• WHAT YOU NEED TO DO: Lay out the data between the lines holding "Decompose this screenshot" and "color-swatches bbox=[11, 548, 67, 610]", inclusive, as a two-column CSV with the columns input and output, giving one row per input with its answer beside it. Put each field in double quotes, replace its line breaks with spaces, and omit the pictures.

• RECORDS FOR THE EXERCISE:
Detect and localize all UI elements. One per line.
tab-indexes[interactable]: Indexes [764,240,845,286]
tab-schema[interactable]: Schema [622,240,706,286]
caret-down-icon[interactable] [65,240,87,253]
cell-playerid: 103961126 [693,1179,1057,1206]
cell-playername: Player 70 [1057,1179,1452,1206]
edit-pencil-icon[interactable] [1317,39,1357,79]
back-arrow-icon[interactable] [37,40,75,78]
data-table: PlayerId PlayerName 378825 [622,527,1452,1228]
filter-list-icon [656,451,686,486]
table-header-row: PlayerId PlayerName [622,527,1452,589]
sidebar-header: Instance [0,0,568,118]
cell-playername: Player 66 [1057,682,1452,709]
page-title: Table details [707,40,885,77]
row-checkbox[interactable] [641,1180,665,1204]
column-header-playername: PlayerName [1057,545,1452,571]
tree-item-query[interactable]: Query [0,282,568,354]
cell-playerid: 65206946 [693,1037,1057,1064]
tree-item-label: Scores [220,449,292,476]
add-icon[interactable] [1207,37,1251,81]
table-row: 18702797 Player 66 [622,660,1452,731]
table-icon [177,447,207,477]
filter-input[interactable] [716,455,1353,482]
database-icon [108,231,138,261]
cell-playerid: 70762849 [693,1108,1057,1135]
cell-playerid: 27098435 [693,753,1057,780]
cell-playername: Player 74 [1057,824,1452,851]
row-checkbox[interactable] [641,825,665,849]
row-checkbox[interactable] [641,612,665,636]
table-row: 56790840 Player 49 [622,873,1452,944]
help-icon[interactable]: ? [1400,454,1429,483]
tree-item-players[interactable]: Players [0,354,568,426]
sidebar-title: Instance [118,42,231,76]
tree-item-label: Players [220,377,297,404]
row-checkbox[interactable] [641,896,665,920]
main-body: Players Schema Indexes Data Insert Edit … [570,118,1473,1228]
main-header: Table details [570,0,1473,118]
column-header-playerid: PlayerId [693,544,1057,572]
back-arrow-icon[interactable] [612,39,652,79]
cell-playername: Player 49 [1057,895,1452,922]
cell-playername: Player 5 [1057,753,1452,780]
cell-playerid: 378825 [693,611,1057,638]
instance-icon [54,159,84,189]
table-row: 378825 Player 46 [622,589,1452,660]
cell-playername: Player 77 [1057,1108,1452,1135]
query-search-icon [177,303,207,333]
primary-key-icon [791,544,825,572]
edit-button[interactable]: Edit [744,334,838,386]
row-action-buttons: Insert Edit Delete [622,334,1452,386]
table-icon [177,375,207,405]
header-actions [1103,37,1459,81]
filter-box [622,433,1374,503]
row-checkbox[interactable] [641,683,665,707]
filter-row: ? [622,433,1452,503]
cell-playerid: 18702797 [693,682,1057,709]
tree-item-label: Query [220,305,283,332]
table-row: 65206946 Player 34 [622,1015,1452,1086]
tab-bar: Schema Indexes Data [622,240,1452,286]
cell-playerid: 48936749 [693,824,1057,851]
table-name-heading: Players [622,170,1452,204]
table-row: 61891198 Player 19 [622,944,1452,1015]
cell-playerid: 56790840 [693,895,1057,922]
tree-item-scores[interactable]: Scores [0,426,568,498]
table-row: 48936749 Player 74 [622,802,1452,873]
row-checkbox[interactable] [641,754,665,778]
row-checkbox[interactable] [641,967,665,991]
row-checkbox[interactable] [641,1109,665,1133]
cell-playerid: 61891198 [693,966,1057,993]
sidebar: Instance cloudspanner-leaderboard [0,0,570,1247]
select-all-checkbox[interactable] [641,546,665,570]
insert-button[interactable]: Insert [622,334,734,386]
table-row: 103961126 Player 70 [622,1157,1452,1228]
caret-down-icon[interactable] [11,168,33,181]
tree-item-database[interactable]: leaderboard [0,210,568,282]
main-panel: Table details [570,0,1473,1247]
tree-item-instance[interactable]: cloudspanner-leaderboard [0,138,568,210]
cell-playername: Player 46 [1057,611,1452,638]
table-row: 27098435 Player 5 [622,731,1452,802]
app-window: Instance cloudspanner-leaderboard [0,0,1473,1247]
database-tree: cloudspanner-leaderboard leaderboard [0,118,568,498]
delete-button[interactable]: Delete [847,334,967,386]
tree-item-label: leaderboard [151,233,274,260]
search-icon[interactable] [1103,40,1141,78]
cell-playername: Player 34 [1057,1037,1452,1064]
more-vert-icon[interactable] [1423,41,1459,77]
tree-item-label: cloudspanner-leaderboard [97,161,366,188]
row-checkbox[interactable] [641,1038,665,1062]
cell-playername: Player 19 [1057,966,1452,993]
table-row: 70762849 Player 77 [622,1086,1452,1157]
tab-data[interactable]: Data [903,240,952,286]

* * *

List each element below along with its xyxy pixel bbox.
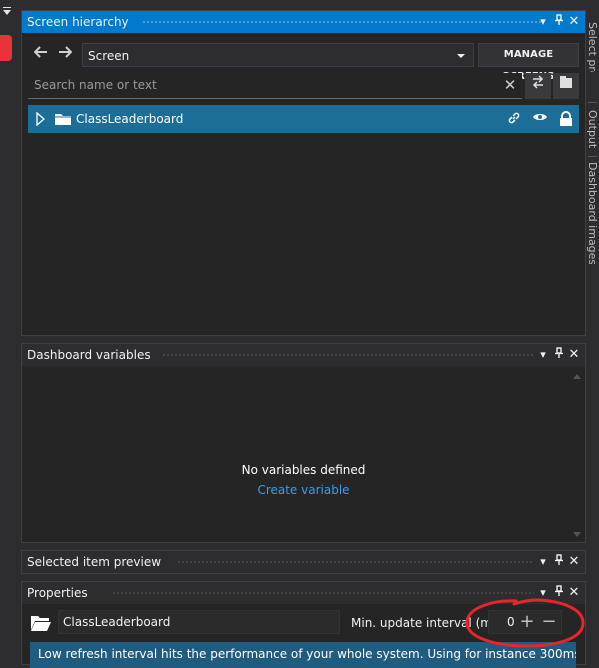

==

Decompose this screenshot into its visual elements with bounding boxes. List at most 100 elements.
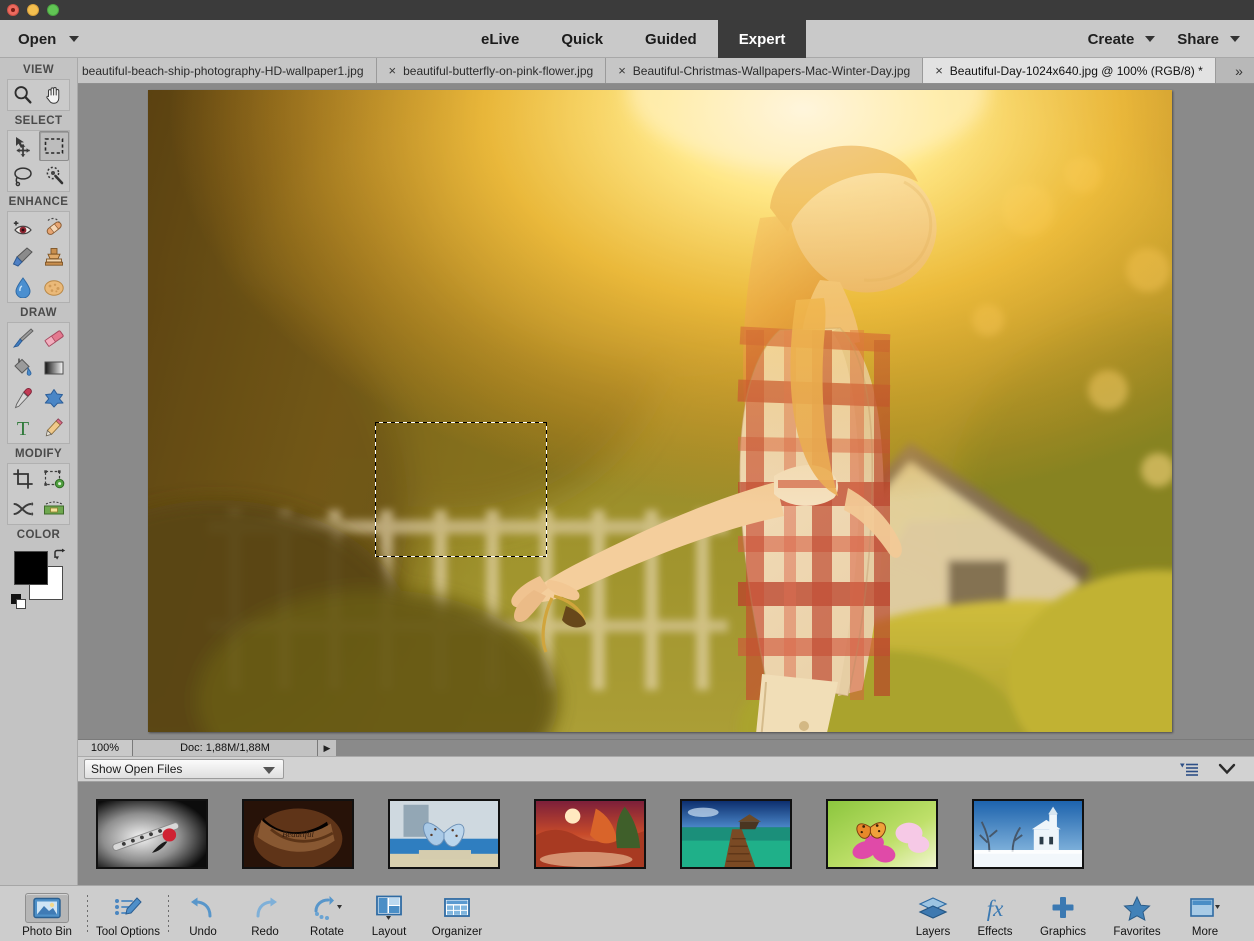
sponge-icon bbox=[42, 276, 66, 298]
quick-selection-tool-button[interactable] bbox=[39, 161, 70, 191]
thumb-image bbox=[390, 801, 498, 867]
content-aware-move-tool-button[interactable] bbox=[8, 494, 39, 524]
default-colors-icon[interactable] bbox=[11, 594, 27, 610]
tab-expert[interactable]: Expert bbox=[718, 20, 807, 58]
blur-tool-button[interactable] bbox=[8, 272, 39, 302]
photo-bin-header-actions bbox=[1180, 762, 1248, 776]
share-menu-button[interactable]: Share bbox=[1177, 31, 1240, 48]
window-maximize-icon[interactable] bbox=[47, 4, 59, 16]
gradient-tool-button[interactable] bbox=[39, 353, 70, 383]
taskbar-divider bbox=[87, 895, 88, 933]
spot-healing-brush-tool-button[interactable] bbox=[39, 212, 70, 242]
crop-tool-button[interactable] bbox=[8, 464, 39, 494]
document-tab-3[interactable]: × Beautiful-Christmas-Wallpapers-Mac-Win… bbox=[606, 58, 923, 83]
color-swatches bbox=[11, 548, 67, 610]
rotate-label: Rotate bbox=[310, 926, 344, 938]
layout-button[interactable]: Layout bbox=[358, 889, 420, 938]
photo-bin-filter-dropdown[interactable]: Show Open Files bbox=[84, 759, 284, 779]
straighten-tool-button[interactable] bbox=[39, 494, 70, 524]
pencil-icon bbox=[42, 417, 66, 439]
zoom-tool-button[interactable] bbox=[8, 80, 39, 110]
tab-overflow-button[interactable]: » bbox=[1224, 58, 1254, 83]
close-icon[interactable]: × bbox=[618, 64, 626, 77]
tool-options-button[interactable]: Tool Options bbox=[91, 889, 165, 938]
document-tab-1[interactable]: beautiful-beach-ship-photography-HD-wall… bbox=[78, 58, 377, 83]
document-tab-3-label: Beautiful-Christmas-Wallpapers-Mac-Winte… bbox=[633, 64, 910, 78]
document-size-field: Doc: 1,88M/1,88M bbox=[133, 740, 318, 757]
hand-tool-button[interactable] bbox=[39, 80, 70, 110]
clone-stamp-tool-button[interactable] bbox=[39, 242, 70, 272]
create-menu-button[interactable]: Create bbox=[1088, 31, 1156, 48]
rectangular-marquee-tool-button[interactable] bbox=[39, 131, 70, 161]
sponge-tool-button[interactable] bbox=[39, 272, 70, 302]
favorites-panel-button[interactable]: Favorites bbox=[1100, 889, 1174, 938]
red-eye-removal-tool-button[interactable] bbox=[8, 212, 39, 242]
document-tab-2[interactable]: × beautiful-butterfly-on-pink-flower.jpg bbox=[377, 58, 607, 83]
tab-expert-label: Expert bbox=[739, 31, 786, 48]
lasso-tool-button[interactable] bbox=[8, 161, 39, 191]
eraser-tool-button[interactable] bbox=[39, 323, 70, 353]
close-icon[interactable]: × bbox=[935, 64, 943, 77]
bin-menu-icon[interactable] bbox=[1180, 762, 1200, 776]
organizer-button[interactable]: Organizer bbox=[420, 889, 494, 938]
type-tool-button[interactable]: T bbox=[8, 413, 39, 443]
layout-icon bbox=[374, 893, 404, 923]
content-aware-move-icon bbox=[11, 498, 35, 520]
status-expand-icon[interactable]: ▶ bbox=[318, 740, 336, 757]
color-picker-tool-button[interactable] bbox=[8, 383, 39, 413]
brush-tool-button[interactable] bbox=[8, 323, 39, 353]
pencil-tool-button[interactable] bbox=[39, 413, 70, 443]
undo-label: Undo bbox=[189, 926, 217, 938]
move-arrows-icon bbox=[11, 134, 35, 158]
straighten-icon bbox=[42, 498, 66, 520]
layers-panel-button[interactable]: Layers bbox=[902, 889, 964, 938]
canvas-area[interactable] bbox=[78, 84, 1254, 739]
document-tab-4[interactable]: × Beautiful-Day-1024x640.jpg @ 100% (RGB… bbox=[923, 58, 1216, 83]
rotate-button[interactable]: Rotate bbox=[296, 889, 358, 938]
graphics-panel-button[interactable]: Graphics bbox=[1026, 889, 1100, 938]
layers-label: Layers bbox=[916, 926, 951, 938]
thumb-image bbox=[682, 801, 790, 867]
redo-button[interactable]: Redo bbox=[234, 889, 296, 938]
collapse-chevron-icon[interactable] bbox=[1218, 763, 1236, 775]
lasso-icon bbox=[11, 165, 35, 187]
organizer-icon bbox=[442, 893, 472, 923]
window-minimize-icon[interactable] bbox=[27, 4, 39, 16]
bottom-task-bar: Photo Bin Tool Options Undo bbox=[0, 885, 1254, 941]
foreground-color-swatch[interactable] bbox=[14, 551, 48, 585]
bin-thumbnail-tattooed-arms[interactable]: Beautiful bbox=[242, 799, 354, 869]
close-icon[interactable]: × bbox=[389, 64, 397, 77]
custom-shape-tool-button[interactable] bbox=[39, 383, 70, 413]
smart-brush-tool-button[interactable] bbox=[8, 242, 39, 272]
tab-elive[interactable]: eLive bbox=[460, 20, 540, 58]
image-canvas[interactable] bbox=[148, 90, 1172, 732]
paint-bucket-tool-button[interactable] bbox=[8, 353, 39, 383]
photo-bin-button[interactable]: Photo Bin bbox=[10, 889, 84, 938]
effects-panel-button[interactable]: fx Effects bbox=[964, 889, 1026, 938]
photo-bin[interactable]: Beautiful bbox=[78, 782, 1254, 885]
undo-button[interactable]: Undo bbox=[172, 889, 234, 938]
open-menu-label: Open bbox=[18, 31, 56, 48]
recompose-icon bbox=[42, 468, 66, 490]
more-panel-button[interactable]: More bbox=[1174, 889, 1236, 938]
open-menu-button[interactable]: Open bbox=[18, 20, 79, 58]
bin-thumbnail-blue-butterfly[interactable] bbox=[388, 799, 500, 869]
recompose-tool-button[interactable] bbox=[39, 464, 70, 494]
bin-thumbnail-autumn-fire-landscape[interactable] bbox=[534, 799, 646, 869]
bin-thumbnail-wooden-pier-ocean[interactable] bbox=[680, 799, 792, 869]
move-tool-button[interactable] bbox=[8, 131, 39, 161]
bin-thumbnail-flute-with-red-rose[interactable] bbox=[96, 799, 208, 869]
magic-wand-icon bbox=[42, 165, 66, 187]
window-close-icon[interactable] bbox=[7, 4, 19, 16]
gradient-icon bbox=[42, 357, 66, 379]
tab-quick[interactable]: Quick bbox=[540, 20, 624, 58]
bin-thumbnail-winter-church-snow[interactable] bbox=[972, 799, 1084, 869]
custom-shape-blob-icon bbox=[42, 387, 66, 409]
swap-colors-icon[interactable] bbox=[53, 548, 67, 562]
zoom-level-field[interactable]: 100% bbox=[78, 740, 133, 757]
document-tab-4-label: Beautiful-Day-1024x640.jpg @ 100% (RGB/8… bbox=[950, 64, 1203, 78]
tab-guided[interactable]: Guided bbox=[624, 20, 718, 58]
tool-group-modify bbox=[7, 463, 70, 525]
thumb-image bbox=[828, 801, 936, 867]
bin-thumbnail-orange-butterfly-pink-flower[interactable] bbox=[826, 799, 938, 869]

• EXERCISE RESULT:
input,output
"Decompose this screenshot into its visual elements with bounding boxes. List at most 100 elements.","sponge-icon bbox=[42, 276, 66, 298] quick-selection-tool-button[interactable] bbox=[39, 161, 70, 191] thumb-image bbox=[390, 801, 498, 867] content-aware-move-tool-button[interactable] bbox=[8, 494, 39, 524] default-colors-icon[interactable] bbox=[11, 594, 27, 610] tab-expert[interactable]: Expert bbox=[718, 20, 807, 58] blur-tool-button[interactable] bbox=[8, 272, 39, 302] photo-bin-header-actions bbox=[1180, 762, 1248, 776] share-menu-button[interactable]: Share bbox=[1177, 31, 1240, 48] window-maximize-icon[interactable] bbox=[47, 4, 59, 16] gradient-tool-button[interactable] bbox=[39, 353, 70, 383] taskbar-divider bbox=[87, 895, 88, 933] spot-healing-brush-tool-button[interactable] bbox=[39, 212, 70, 242] crop-tool-button[interactable] bbox=[8, 464, 39, 494] document-tab-3[interactable]: × Beautiful-Christmas-Wallpapers-Mac-Win… bbox=[606, 58, 923, 83] color-swatches bbox=[11, 548, 67, 610]"